[Figure record extracts]
▶
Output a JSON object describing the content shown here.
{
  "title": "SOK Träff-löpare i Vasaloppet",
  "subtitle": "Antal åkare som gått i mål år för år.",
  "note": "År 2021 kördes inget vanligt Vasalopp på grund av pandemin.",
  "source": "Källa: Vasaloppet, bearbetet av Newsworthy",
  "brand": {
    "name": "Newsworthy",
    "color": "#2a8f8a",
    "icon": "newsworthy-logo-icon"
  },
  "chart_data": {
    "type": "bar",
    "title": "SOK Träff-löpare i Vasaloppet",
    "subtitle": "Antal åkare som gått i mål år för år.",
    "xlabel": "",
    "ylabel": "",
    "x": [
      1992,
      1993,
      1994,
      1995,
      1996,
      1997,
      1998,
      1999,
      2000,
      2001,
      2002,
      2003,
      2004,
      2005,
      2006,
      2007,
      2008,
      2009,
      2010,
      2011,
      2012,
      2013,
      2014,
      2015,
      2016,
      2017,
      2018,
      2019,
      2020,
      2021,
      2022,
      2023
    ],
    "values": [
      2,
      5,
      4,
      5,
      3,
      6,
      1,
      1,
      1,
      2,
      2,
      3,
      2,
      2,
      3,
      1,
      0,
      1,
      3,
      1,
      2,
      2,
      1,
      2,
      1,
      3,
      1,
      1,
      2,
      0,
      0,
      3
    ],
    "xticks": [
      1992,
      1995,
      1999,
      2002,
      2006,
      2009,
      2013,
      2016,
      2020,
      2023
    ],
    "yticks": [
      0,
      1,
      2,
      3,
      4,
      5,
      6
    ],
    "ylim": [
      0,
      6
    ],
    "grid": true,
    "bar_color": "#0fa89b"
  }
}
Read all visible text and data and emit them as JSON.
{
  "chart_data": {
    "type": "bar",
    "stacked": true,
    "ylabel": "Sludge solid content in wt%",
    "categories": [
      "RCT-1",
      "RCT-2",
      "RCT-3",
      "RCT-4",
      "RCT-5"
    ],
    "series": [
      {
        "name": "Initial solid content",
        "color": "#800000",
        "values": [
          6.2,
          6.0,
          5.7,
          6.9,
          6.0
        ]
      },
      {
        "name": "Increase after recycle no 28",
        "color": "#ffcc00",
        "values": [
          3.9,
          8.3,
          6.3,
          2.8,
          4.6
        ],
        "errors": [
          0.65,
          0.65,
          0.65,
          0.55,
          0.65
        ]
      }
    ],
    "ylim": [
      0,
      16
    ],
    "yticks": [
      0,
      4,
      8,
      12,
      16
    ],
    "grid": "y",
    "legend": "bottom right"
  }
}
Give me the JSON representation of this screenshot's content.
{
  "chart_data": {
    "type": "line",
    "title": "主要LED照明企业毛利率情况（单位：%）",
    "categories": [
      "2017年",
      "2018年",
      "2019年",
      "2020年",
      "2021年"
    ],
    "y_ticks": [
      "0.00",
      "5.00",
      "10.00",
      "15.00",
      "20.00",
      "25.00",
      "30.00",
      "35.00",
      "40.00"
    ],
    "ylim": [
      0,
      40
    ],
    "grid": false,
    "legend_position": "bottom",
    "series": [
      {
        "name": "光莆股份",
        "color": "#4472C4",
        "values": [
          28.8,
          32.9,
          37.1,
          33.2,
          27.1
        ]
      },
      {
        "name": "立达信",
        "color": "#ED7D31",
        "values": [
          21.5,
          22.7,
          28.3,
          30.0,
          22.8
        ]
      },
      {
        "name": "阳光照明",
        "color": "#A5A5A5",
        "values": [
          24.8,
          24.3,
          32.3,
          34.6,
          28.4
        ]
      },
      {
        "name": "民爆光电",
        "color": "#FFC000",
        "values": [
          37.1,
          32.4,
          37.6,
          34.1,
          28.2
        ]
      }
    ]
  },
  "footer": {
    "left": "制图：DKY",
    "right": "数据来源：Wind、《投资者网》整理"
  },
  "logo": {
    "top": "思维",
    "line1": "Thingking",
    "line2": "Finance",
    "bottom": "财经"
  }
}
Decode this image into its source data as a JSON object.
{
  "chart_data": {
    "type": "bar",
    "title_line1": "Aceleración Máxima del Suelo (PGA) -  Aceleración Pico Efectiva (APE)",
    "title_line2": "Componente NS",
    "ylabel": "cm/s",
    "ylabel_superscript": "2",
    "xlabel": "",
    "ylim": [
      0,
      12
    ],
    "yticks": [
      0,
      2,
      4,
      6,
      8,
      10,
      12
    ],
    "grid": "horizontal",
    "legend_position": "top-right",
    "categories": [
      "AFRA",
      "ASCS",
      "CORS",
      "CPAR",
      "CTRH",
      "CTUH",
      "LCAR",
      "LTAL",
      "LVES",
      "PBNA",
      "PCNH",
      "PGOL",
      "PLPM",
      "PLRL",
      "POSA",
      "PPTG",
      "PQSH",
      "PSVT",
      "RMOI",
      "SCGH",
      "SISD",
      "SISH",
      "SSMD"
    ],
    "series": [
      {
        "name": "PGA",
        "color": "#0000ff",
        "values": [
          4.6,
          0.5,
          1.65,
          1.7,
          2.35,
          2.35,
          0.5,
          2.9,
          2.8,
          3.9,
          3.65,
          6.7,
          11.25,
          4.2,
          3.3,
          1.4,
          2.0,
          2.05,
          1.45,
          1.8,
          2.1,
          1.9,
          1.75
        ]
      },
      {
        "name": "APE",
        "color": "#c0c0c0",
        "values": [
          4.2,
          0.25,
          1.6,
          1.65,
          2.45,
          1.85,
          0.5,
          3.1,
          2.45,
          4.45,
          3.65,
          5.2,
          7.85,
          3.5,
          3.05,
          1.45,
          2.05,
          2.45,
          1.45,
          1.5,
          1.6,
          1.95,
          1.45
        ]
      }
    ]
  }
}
◀
Set exercise
Every line holding "grid" should be copied out.

Worked solution
    "grid": true,
    "grid": "y",
    "grid": false,
    "grid": "horizontal",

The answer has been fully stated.